» **EXERCISE AIM**: Make an exact copy of all the records.
------------------------------------
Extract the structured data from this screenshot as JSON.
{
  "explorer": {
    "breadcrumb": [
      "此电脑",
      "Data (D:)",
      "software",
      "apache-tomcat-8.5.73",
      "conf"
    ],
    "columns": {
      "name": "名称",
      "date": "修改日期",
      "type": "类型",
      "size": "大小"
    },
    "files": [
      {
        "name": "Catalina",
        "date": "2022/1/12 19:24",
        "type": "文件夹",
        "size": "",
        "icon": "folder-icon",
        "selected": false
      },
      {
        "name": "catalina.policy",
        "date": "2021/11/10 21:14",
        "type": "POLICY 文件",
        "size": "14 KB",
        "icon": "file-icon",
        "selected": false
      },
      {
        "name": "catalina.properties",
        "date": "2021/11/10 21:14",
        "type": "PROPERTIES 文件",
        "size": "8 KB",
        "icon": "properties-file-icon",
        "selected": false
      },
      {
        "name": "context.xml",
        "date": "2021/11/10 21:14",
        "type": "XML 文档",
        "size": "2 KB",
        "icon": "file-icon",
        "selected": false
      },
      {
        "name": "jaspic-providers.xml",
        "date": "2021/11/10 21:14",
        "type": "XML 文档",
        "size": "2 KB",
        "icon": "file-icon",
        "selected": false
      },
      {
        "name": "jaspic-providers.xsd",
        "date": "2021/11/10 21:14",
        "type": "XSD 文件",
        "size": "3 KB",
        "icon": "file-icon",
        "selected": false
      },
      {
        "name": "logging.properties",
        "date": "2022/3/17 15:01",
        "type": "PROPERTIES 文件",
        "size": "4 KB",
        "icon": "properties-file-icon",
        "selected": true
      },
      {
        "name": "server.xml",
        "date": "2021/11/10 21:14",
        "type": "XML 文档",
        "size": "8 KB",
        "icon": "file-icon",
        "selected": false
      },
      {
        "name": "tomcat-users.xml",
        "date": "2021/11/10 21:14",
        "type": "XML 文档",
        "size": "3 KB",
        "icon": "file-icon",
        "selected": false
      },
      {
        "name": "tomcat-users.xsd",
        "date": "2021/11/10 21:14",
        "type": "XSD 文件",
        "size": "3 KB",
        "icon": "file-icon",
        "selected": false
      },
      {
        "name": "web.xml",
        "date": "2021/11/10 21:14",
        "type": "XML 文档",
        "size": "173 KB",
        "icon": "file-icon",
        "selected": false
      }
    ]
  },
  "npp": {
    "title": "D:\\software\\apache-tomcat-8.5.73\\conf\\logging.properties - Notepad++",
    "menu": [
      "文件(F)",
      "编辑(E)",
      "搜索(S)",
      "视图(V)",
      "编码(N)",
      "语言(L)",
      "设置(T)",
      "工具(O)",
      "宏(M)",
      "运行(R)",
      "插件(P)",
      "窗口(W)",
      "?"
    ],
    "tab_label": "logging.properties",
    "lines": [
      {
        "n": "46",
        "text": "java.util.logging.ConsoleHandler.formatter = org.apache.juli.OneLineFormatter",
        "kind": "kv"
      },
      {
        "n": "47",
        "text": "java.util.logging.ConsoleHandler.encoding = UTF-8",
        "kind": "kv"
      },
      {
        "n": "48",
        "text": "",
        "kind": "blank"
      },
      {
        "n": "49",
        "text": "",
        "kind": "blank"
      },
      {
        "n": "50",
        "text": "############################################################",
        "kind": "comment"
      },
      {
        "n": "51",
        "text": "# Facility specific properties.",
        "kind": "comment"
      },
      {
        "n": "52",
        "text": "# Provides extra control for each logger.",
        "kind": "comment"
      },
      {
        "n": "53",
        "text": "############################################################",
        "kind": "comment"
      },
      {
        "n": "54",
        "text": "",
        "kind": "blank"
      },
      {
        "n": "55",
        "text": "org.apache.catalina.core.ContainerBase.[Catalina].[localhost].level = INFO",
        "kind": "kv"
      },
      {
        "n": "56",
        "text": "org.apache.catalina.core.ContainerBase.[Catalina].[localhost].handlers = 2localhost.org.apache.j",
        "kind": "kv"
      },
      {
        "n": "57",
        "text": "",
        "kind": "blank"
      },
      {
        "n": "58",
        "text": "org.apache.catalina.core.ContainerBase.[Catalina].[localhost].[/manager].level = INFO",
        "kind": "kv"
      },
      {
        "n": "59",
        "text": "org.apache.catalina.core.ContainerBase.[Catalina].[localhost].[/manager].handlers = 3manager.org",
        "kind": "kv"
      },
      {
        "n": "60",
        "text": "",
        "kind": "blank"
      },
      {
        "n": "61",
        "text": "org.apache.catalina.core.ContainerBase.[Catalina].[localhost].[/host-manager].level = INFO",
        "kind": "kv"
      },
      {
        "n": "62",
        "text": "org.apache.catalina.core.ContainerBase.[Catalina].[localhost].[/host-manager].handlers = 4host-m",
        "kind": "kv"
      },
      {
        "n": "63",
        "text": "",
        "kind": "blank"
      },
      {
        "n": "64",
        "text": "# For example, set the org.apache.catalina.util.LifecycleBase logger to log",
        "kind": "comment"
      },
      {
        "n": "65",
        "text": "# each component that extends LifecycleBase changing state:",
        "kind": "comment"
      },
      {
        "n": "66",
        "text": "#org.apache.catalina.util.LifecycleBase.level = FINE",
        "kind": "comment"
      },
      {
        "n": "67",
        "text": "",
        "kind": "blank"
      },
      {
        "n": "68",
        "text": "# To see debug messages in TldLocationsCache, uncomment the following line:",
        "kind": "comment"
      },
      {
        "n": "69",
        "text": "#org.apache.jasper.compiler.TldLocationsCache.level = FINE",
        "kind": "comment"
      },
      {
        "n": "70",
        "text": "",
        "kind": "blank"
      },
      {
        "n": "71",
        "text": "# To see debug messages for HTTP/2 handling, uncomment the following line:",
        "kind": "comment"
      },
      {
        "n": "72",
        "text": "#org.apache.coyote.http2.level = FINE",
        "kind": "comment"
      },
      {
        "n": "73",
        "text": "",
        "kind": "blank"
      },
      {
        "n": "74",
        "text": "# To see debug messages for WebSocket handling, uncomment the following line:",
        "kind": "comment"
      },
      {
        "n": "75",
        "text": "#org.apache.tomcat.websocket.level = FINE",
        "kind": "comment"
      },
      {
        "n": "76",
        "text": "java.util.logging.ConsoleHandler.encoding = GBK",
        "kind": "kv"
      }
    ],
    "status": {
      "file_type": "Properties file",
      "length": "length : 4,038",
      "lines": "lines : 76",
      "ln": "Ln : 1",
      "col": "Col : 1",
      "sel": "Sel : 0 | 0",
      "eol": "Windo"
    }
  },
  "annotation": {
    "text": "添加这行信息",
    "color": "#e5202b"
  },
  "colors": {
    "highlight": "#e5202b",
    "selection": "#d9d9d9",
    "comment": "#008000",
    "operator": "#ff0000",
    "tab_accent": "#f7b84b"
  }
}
------------------------------------
» **ANSWER FOR THIS EXERCISE**:
Extract the structured data from this screenshot as JSON.
{
  "explorer": {
    "breadcrumb": [
      "此电脑",
      "Data (D:)",
      "software",
      "apache-tomcat-8.5.73",
      "conf"
    ],
    "columns": {
      "name": "名称",
      "date": "修改日期",
      "type": "类型",
      "size": "大小"
    },
    "files": [
      {
        "name": "Catalina",
        "date": "2022/1/12 19:24",
        "type": "文件夹",
        "size": "",
        "icon": "folder-icon",
        "selected": false
      },
      {
        "name": "catalina.policy",
        "date": "2021/11/10 21:14",
        "type": "POLICY 文件",
        "size": "14 KB",
        "icon": "file-icon",
        "selected": false
      },
      {
        "name": "catalina.properties",
        "date": "2021/11/10 21:14",
        "type": "PROPERTIES 文件",
        "size": "8 KB",
        "icon": "properties-file-icon",
        "selected": false
      },
      {
        "name": "context.xml",
        "date": "2021/11/10 21:14",
        "type": "XML 文档",
        "size": "2 KB",
        "icon": "file-icon",
        "selected": false
      },
      {
        "name": "jaspic-providers.xml",
        "date": "2021/11/10 21:14",
        "type": "XML 文档",
        "size": "2 KB",
        "icon": "file-icon",
        "selected": false
      },
      {
        "name": "jaspic-providers.xsd",
        "date": "2021/11/10 21:14",
        "type": "XSD 文件",
        "size": "3 KB",
        "icon": "file-icon",
        "selected": false
      },
      {
        "name": "logging.properties",
        "date": "2022/3/17 15:01",
        "type": "PROPERTIES 文件",
        "size": "4 KB",
        "icon": "properties-file-icon",
        "selected": true
      },
      {
        "name": "server.xml",
        "date": "2021/11/10 21:14",
        "type": "XML 文档",
        "size": "8 KB",
        "icon": "file-icon",
        "selected": false
      },
      {
        "name": "tomcat-users.xml",
        "date": "2021/11/10 21:14",
        "type": "XML 文档",
        "size": "3 KB",
        "icon": "file-icon",
        "selected": false
      },
      {
        "name": "tomcat-users.xsd",
        "date": "2021/11/10 21:14",
        "type": "XSD 文件",
        "size": "3 KB",
        "icon": "file-icon",
        "selected": false
      },
      {
        "name": "web.xml",
        "date": "2021/11/10 21:14",
        "type": "XML 文档",
        "size": "173 KB",
        "icon": "file-icon",
        "selected": false
      }
    ]
  },
  "npp": {
    "title": "D:\\software\\apache-tomcat-8.5.73\\conf\\logging.properties - Notepad++",
    "menu": [
      "文件(F)",
      "编辑(E)",
      "搜索(S)",
      "视图(V)",
      "编码(N)",
      "语言(L)",
      "设置(T)",
      "工具(O)",
      "宏(M)",
      "运行(R)",
      "插件(P)",
      "窗口(W)",
      "?"
    ],
    "tab_label": "logging.properties",
    "lines": [
      {
        "n": "46",
        "text": "java.util.logging.ConsoleHandler.formatter = org.apache.juli.OneLineFormatter",
        "kind": "kv"
      },
      {
        "n": "47",
        "text": "java.util.logging.ConsoleHandler.encoding = UTF-8",
        "kind": "kv"
      },
      {
        "n": "48",
        "text": "",
        "kind": "blank"
      },
      {
        "n": "49",
        "text": "",
        "kind": "blank"
      },
      {
        "n": "50",
        "text": "############################################################",
        "kind": "comment"
      },
      {
        "n": "51",
        "text": "# Facility specific properties.",
        "kind": "comment"
      },
      {
        "n": "52",
        "text": "# Provides extra control for each logger.",
        "kind": "comment"
      },
      {
        "n": "53",
        "text": "############################################################",
        "kind": "comment"
      },
      {
        "n": "54",
        "text": "",
        "kind": "blank"
      },
      {
        "n": "55",
        "text": "org.apache.catalina.core.ContainerBase.[Catalina].[localhost].level = INFO",
        "kind": "kv"
      },
      {
        "n": "56",
        "text": "org.apache.catalina.core.ContainerBase.[Catalina].[localhost].handlers = 2localhost.org.apache.j",
        "kind": "kv"
      },
      {
        "n": "57",
        "text": "",
        "kind": "blank"
      },
      {
        "n": "58",
        "text": "org.apache.catalina.core.ContainerBase.[Catalina].[localhost].[/manager].level = INFO",
        "kind": "kv"
      },
      {
        "n": "59",
        "text": "org.apache.catalina.core.ContainerBase.[Catalina].[localhost].[/manager].handlers = 3manager.org",
        "kind": "kv"
      },
      {
        "n": "60",
        "text": "",
        "kind": "blank"
      },
      {
        "n": "61",
        "text": "org.apache.catalina.core.ContainerBase.[Catalina].[localhost].[/host-manager].level = INFO",
        "kind": "kv"
      },
      {
        "n": "62",
        "text": "org.apache.catalina.core.ContainerBase.[Catalina].[localhost].[/host-manager].handlers = 4host-m",
        "kind": "kv"
      },
      {
        "n": "63",
        "text": "",
        "kind": "blank"
      },
      {
        "n": "64",
        "text": "# For example, set the org.apache.catalina.util.LifecycleBase logger to log",
        "kind": "comment"
      },
      {
        "n": "65",
        "text": "# each component that extends LifecycleBase changing state:",
        "kind": "comment"
      },
      {
        "n": "66",
        "text": "#org.apache.catalina.util.LifecycleBase.level = FINE",
        "kind": "comment"
      },
      {
        "n": "67",
        "text": "",
        "kind": "blank"
      },
      {
        "n": "68",
        "text": "# To see debug messages in TldLocationsCache, uncomment the following line:",
        "kind": "comment"
      },
      {
        "n": "69",
        "text": "#org.apache.jasper.compiler.TldLocationsCache.level = FINE",
        "kind": "comment"
      },
      {
        "n": "70",
        "text": "",
        "kind": "blank"
      },
      {
        "n": "71",
        "text": "# To see debug messages for HTTP/2 handling, uncomment the following line:",
        "kind": "comment"
      },
      {
        "n": "72",
        "text": "#org.apache.coyote.http2.level = FINE",
        "kind": "comment"
      },
      {
        "n": "73",
        "text": "",
        "kind": "blank"
      },
      {
        "n": "74",
        "text": "# To see debug messages for WebSocket handling, uncomment the following line:",
        "kind": "comment"
      },
      {
        "n": "75",
        "text": "#org.apache.tomcat.websocket.level = FINE",
        "kind": "comment"
      },
      {
        "n": "76",
        "text": "java.util.logging.ConsoleHandler.encoding = GBK",
        "kind": "kv"
      }
    ],
    "status": {
      "file_type": "Properties file",
      "length": "length : 4,038",
      "lines": "lines : 76",
      "ln": "Ln : 1",
      "col": "Col : 1",
      "sel": "Sel : 0 | 0",
      "eol": "Windo"
    }
  },
  "annotation": {
    "text": "添加这行信息",
    "color": "#e5202b"
  },
  "colors": {
    "highlight": "#e5202b",
    "selection": "#d9d9d9",
    "comment": "#008000",
    "operator": "#ff0000",
    "tab_accent": "#f7b84b"
  }
}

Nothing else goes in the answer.